The exercise:
Repeat the listing exactly as given, omitting every image.

[Dataset records]
— Start —

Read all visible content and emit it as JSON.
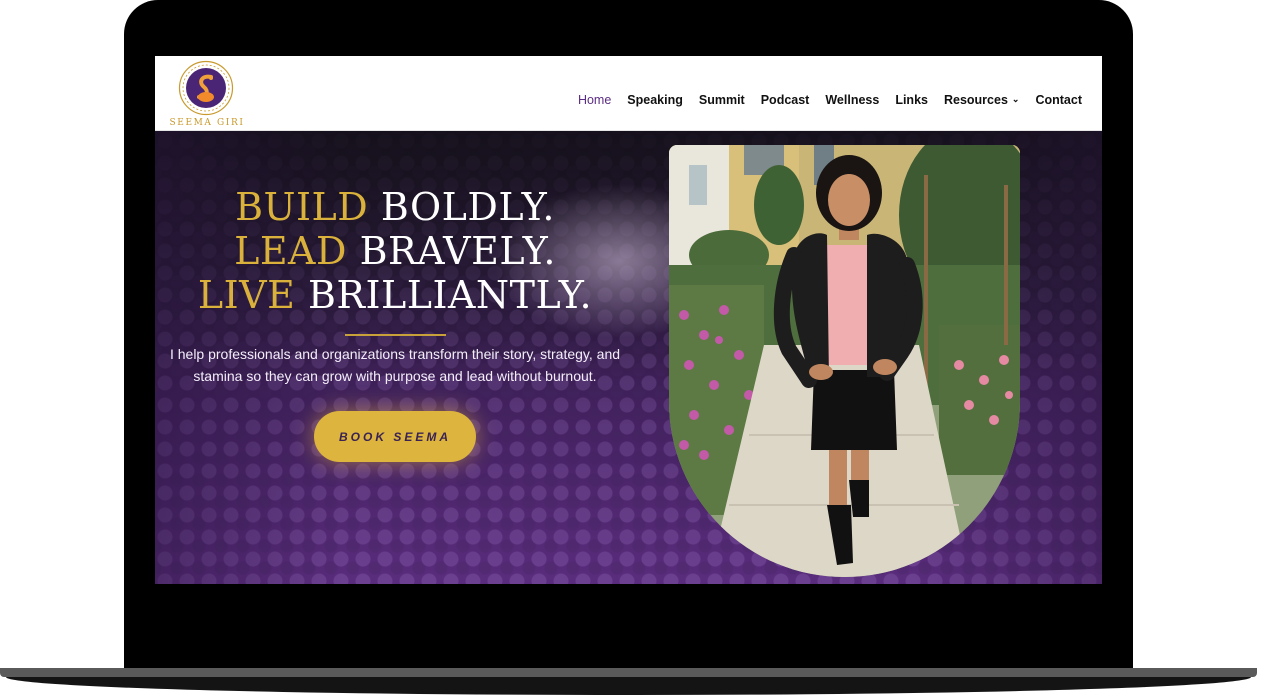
{
  "site": {
    "logo_text": "SEEMA GIRI",
    "nav": [
      {
        "label": "Home",
        "active": true
      },
      {
        "label": "Speaking"
      },
      {
        "label": "Summit"
      },
      {
        "label": "Podcast"
      },
      {
        "label": "Wellness"
      },
      {
        "label": "Links"
      },
      {
        "label": "Resources",
        "dropdown": true
      },
      {
        "label": "Contact"
      }
    ]
  },
  "hero": {
    "line1_gold": "BUILD",
    "line1_white": "BOLDLY.",
    "line2_gold": "LEAD",
    "line2_white": "BRAVELY.",
    "line3_gold": "LIVE",
    "line3_white": "BRILLIANTLY.",
    "subtext_line1": "I help professionals and organizations transform their story, strategy, and",
    "subtext_line2": "stamina so they can grow with purpose and lead without burnout.",
    "cta_label": "BOOK SEEMA"
  },
  "icons": {
    "chevron": "chevron-down-icon",
    "logo": "swan-logo-icon"
  },
  "colors": {
    "brand_purple": "#5b2d83",
    "gold": "#d9b13b",
    "cta_bg": "#dcb43e",
    "logo_gold": "#c99a2e"
  }
}
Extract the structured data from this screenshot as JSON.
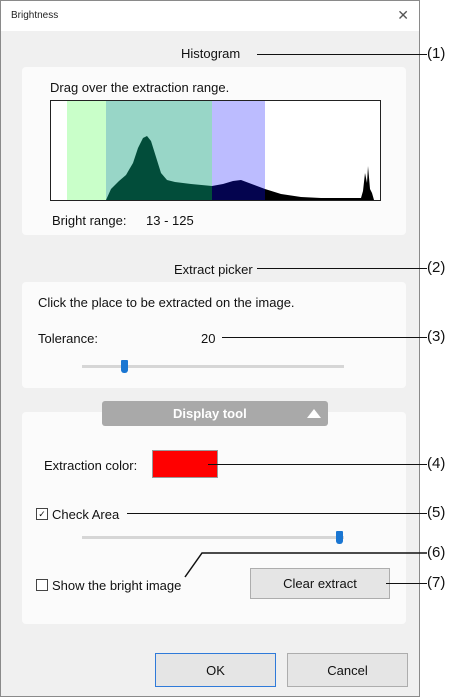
{
  "window": {
    "title": "Brightness",
    "close_glyph": "✕"
  },
  "histogram": {
    "section_label": "Histogram",
    "instruction": "Drag over the extraction range.",
    "range_label": "Bright range:",
    "range_value": "13 - 125",
    "colors": {
      "green": "#c9ffc9",
      "teal": "#98d6c7",
      "blue": "#bcbcff",
      "fill_dark": "#024d3a",
      "fill_blue": "#04044f"
    }
  },
  "extract_picker": {
    "section_label": "Extract picker",
    "instruction": "Click the place to be extracted on the image.",
    "tolerance_label": "Tolerance:",
    "tolerance_value": "20"
  },
  "display_tool": {
    "label": "Display tool",
    "extraction_color_label": "Extraction color:",
    "extraction_color": "#ff0000",
    "check_area_label": "Check Area",
    "check_area_checked": true,
    "show_bright_label": "Show the bright image",
    "show_bright_checked": false,
    "clear_button": "Clear extract"
  },
  "buttons": {
    "ok": "OK",
    "cancel": "Cancel"
  },
  "callouts": [
    "(1)",
    "(2)",
    "(3)",
    "(4)",
    "(5)",
    "(6)",
    "(7)"
  ]
}
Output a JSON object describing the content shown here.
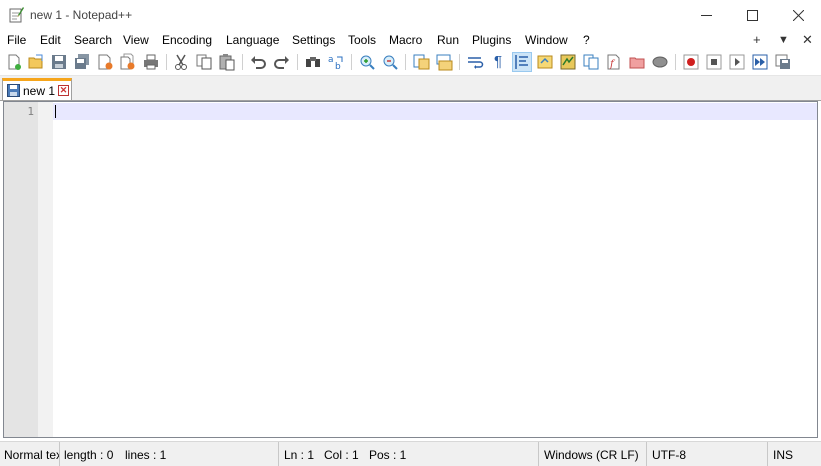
{
  "window": {
    "title": "new 1 - Notepad++",
    "minimize_icon": "minimize-icon",
    "maximize_icon": "maximize-icon",
    "close_icon": "close-icon"
  },
  "menu": {
    "items": [
      "File",
      "Edit",
      "Search",
      "View",
      "Encoding",
      "Language",
      "Settings",
      "Tools",
      "Macro",
      "Run",
      "Plugins",
      "Window",
      "?"
    ],
    "right_plus": "+",
    "right_down": "▼",
    "right_close": "✕"
  },
  "toolbar": {
    "icons": [
      "new-file-icon",
      "open-file-icon",
      "save-icon",
      "save-all-icon",
      "close-icon",
      "close-all-icon",
      "print-icon",
      "cut-icon",
      "copy-icon",
      "paste-icon",
      "undo-icon",
      "redo-icon",
      "find-icon",
      "replace-icon",
      "zoom-in-icon",
      "zoom-out-icon",
      "sync-vertical-icon",
      "sync-horizontal-icon",
      "word-wrap-icon",
      "show-all-characters-icon",
      "indent-guide-icon",
      "user-defined-language-icon",
      "document-map-icon",
      "document-list-icon",
      "function-list-icon",
      "folder-as-workspace-icon",
      "monitoring-icon",
      "record-macro-icon",
      "stop-recording-icon",
      "playback-macro-icon",
      "run-macro-multiple-icon",
      "save-macro-icon"
    ],
    "pilcrow": "¶"
  },
  "tabs": [
    {
      "label": "new 1",
      "close": "✕"
    }
  ],
  "editor": {
    "line_numbers": [
      "1"
    ]
  },
  "status": {
    "language": "Normal text file",
    "length": "length : 0",
    "lines": "lines : 1",
    "ln": "Ln : 1",
    "col": "Col : 1",
    "pos": "Pos : 1",
    "eol": "Windows (CR LF)",
    "encoding": "UTF-8",
    "mode": "INS"
  },
  "colors": {
    "tab_accent": "#f6a51b",
    "current_line": "#e8e8ff",
    "gutter": "#e4e4e4",
    "toolbar_active": "#cce4f7"
  }
}
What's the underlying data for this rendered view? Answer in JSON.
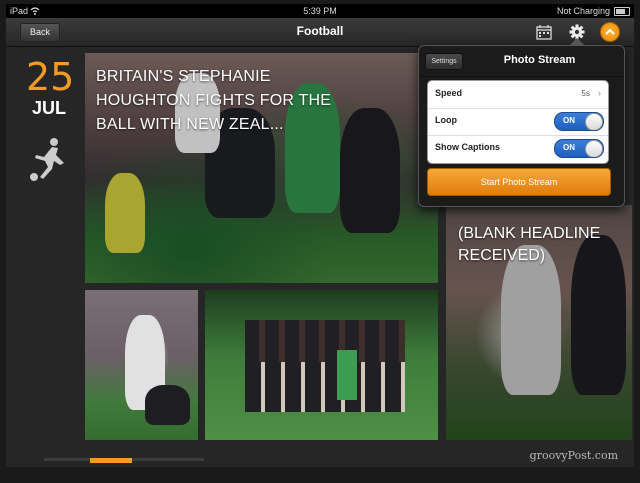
{
  "status_bar": {
    "device": "iPad",
    "time": "5:39 PM",
    "charging": "Not Charging"
  },
  "nav": {
    "back_label": "Back",
    "title": "Football",
    "icons": [
      "calendar-icon",
      "gear-icon",
      "chevron-up-icon"
    ]
  },
  "date": {
    "day": "25",
    "month": "JUL",
    "sport_icon": "football-player-icon"
  },
  "stories": [
    {
      "headline": "BRITAIN'S STEPHANIE HOUGHTON FIGHTS FOR THE BALL WITH NEW ZEAL..."
    },
    {
      "headline": "(BLANK HEADLINE RECEIVED)"
    }
  ],
  "popover": {
    "settings_label": "Settings",
    "title": "Photo Stream",
    "rows": [
      {
        "label": "Speed",
        "value": "5s"
      },
      {
        "label": "Loop",
        "value": "ON"
      },
      {
        "label": "Show Captions",
        "value": "ON"
      }
    ],
    "start_label": "Start Photo Stream"
  },
  "watermark": "groovyPost.com",
  "colors": {
    "accent": "#f39b25",
    "toggle_on": "#2f6fd0"
  }
}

— End —

Solution for this problem:
Read all visible content and emit it as JSON.
{
  "site": {
    "logo_text": "SEEMA GIRI",
    "nav": [
      {
        "label": "Home",
        "active": true
      },
      {
        "label": "Speaking"
      },
      {
        "label": "Summit"
      },
      {
        "label": "Podcast"
      },
      {
        "label": "Wellness"
      },
      {
        "label": "Links"
      },
      {
        "label": "Resources",
        "dropdown": true
      },
      {
        "label": "Contact"
      }
    ]
  },
  "hero": {
    "line1_gold": "BUILD",
    "line1_white": "BOLDLY.",
    "line2_gold": "LEAD",
    "line2_white": "BRAVELY.",
    "line3_gold": "LIVE",
    "line3_white": "BRILLIANTLY.",
    "subtext_line1": "I help professionals and organizations transform their story, strategy, and",
    "subtext_line2": "stamina so they can grow with purpose and lead without burnout.",
    "cta_label": "BOOK SEEMA"
  },
  "icons": {
    "chevron": "chevron-down-icon",
    "logo": "swan-logo-icon"
  },
  "colors": {
    "brand_purple": "#5b2d83",
    "gold": "#d9b13b",
    "cta_bg": "#dcb43e",
    "logo_gold": "#c99a2e"
  }
}
Extract the structured data from this screenshot as JSON.
{
  "window": {
    "title": "Brightness",
    "close_glyph": "✕"
  },
  "histogram": {
    "section_label": "Histogram",
    "instruction": "Drag over the extraction range.",
    "range_label": "Bright range:",
    "range_value": "13 - 125",
    "colors": {
      "green": "#c9ffc9",
      "teal": "#98d6c7",
      "blue": "#bcbcff",
      "fill_dark": "#024d3a",
      "fill_blue": "#04044f"
    }
  },
  "extract_picker": {
    "section_label": "Extract picker",
    "instruction": "Click the place to be extracted on the image.",
    "tolerance_label": "Tolerance:",
    "tolerance_value": "20"
  },
  "display_tool": {
    "label": "Display tool",
    "extraction_color_label": "Extraction color:",
    "extraction_color": "#ff0000",
    "check_area_label": "Check Area",
    "check_area_checked": true,
    "show_bright_label": "Show the bright image",
    "show_bright_checked": false,
    "clear_button": "Clear extract"
  },
  "buttons": {
    "ok": "OK",
    "cancel": "Cancel"
  },
  "callouts": [
    "(1)",
    "(2)",
    "(3)",
    "(4)",
    "(5)",
    "(6)",
    "(7)"
  ]
}
Output a JSON object describing the content shown here.
{
  "window": {
    "title": "new 1 - Notepad++",
    "minimize_icon": "minimize-icon",
    "maximize_icon": "maximize-icon",
    "close_icon": "close-icon"
  },
  "menu": {
    "items": [
      "File",
      "Edit",
      "Search",
      "View",
      "Encoding",
      "Language",
      "Settings",
      "Tools",
      "Macro",
      "Run",
      "Plugins",
      "Window",
      "?"
    ],
    "right_plus": "+",
    "right_down": "▼",
    "right_close": "✕"
  },
  "toolbar": {
    "icons": [
      "new-file-icon",
      "open-file-icon",
      "save-icon",
      "save-all-icon",
      "close-icon",
      "close-all-icon",
      "print-icon",
      "cut-icon",
      "copy-icon",
      "paste-icon",
      "undo-icon",
      "redo-icon",
      "find-icon",
      "replace-icon",
      "zoom-in-icon",
      "zoom-out-icon",
      "sync-vertical-icon",
      "sync-horizontal-icon",
      "word-wrap-icon",
      "show-all-characters-icon",
      "indent-guide-icon",
      "user-defined-language-icon",
      "document-map-icon",
      "document-list-icon",
      "function-list-icon",
      "folder-as-workspace-icon",
      "monitoring-icon",
      "record-macro-icon",
      "stop-recording-icon",
      "playback-macro-icon",
      "run-macro-multiple-icon",
      "save-macro-icon"
    ],
    "pilcrow": "¶"
  },
  "tabs": [
    {
      "label": "new 1",
      "close": "✕"
    }
  ],
  "editor": {
    "line_numbers": [
      "1"
    ]
  },
  "status": {
    "language": "Normal text file",
    "length": "length : 0",
    "lines": "lines : 1",
    "ln": "Ln : 1",
    "col": "Col : 1",
    "pos": "Pos : 1",
    "eol": "Windows (CR LF)",
    "encoding": "UTF-8",
    "mode": "INS"
  },
  "colors": {
    "tab_accent": "#f6a51b",
    "current_line": "#e8e8ff",
    "gutter": "#e4e4e4",
    "toolbar_active": "#cce4f7"
  }
}
What's the underlying data for this rendered view? Answer in JSON.
{
  "status_bar": {
    "device": "iPad",
    "time": "5:39 PM",
    "charging": "Not Charging"
  },
  "nav": {
    "back_label": "Back",
    "title": "Football",
    "icons": [
      "calendar-icon",
      "gear-icon",
      "chevron-up-icon"
    ]
  },
  "date": {
    "day": "25",
    "month": "JUL",
    "sport_icon": "football-player-icon"
  },
  "stories": [
    {
      "headline": "BRITAIN'S STEPHANIE HOUGHTON FIGHTS FOR THE BALL WITH NEW ZEAL..."
    },
    {
      "headline": "(BLANK HEADLINE RECEIVED)"
    }
  ],
  "popover": {
    "settings_label": "Settings",
    "title": "Photo Stream",
    "rows": [
      {
        "label": "Speed",
        "value": "5s"
      },
      {
        "label": "Loop",
        "value": "ON"
      },
      {
        "label": "Show Captions",
        "value": "ON"
      }
    ],
    "start_label": "Start Photo Stream"
  },
  "watermark": "groovyPost.com",
  "colors": {
    "accent": "#f39b25",
    "toggle_on": "#2f6fd0"
  }
}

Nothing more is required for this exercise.